### [Exercise]
Give only a count of the lines that include the string "débat".

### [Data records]
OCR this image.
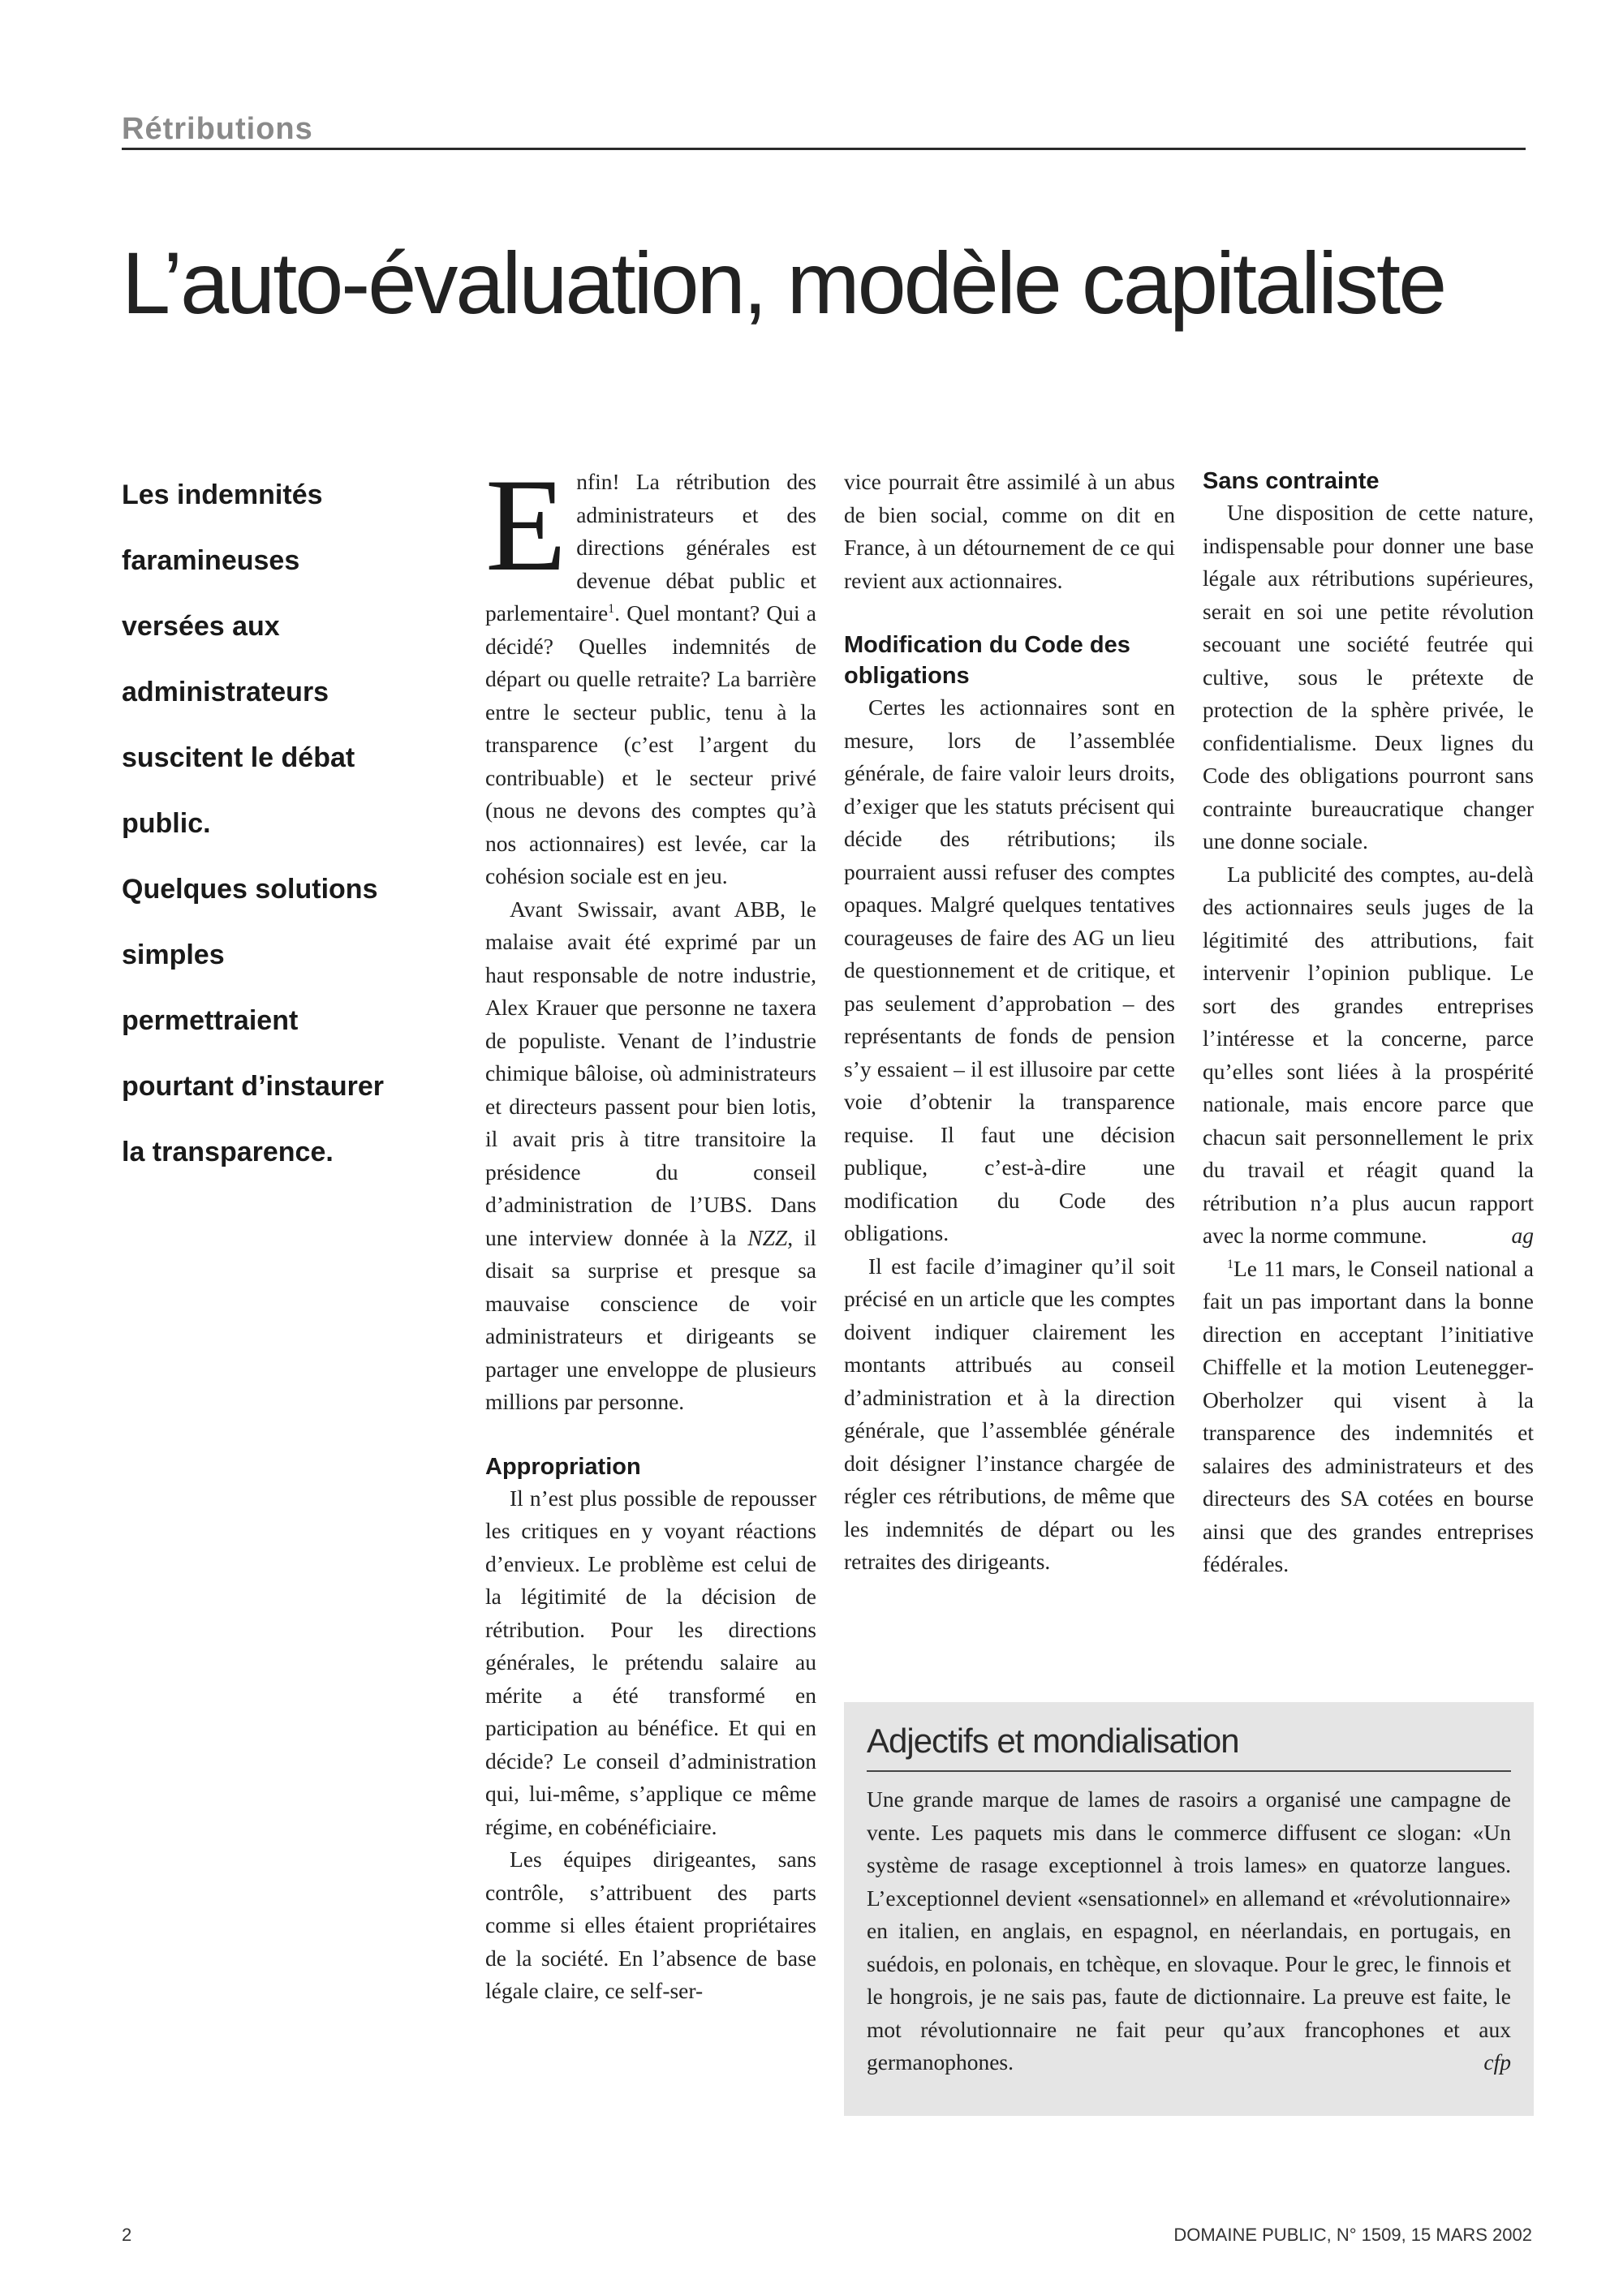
Rétributions
L’auto-évaluation, modèle capitaliste

Les indemnités

faramineuses

versées aux

administrateurs

suscitent le débat

public.

Quelques solutions

simples

permettraient

pourtant d’instaurer

la transparence.

Enfin! La rétribution des administrateurs et des directions générales est devenue débat public et parlementaire$^1$. Quel montant? Qui a décidé? Quelles indemnités de départ ou quelle retraite? La barrière entre le secteur public, tenu à la transparence (c’est l’argent du contribuable) et le secteur privé (nous ne devons des comptes qu’à nos actionnaires) est levée, car la cohésion sociale est en jeu.

Avant Swissair, avant ABB, le malaise avait été exprimé par un haut responsable de notre industrie, Alex Krauer que personne ne taxera de populiste. Venant de l’industrie chimique bâloise, où administrateurs et directeurs passent pour bien lotis, il avait pris à titre transitoire la présidence du conseil d’administration de l’UBS. Dans une interview donnée à la NZZ, il disait sa surprise et presque sa mauvaise conscience de voir administrateurs et dirigeants se partager une enveloppe de plusieurs millions par personne.

Appropriation

Il n’est plus possible de repousser les critiques en y voyant réactions d’envieux. Le problème est celui de la légitimité de la décision de rétribution. Pour les directions générales, le prétendu salaire au mérite a été transformé en participation au bénéfice. Et qui en décide? Le conseil d’administration qui, lui-même, s’applique ce même régime, en cobénéficiaire.

Les équipes dirigeantes, sans contrôle, s’attribuent des parts comme si elles étaient propriétaires de la société. En l’absence de base légale claire, ce self-ser-

vice pourrait être assimilé à un abus de bien social, comme on dit en France, à un détournement de ce qui revient aux actionnaires.

Modification du Code des obligations

Certes les actionnaires sont en mesure, lors de l’assemblée générale, de faire valoir leurs droits, d’exiger que les statuts précisent qui décide des rétributions; ils pourraient aussi refuser des comptes opaques. Malgré quelques tentatives courageuses de faire des AG un lieu de questionnement et de critique, et pas seulement d’approbation – des représentants de fonds de pension s’y essaient – il est illusoire par cette voie d’obtenir la transparence requise. Il faut une décision publique, c’est-à-dire une modification du Code des obligations.

Il est facile d’imaginer qu’il soit précisé en un article que les comptes doivent indiquer clairement les montants attribués au conseil d’administration et à la direction générale, que l’assemblée générale doit désigner l’instance chargée de régler ces rétributions, de même que les indemnités de départ ou les retraites des dirigeants.

Sans contrainte

Une disposition de cette nature, indispensable pour donner une base légale aux rétributions supérieures, serait en soi une petite révolution secouant une société feutrée qui cultive, sous le prétexte de protection de la sphère privée, le confidentialisme. Deux lignes du Code des obligations pourront sans contrainte bureaucratique changer une donne sociale.

La publicité des comptes, au-delà des actionnaires seuls juges de la légitimité des attributions, fait intervenir l’opinion publique. Le sort des grandes entreprises l’intéresse et la concerne, parce qu’elles sont liées à la prospérité nationale, mais encore parce que chacun sait personnellement le prix du travail et réagit quand la rétribution n’a plus aucun rapport avec la norme commune.	ag

$^1$Le 11 mars, le Conseil national a fait un pas important dans la bonne direction en acceptant l’initiative Chiffelle et la motion Leutenegger-Oberholzer qui visent à la transparence des indemnités et salaires des administrateurs et des directeurs des SA cotées en bourse ainsi que des grandes entreprises fédérales.

Adjectifs et mondialisation

Une grande marque de lames de rasoirs a organisé une campagne de vente. Les paquets mis dans le commerce diffusent ce slogan: «Un système de rasage exceptionnel à trois lames» en quatorze langues. L’exceptionnel devient «sensationnel» en allemand et «révolutionnaire» en italien, en anglais, en espagnol, en néerlandais, en portugais, en suédois, en polonais, en tchèque, en slovaque. Pour le grec, le finnois et le hongrois, je ne sais pas, faute de dictionnaire. La preuve est faite, le mot révolutionnaire ne fait peur qu’aux francophones et aux germanophones.	cfp

2	DOMAINE PUBLIC, N° 1509, 15 MARS 2002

### [Answer in full]
2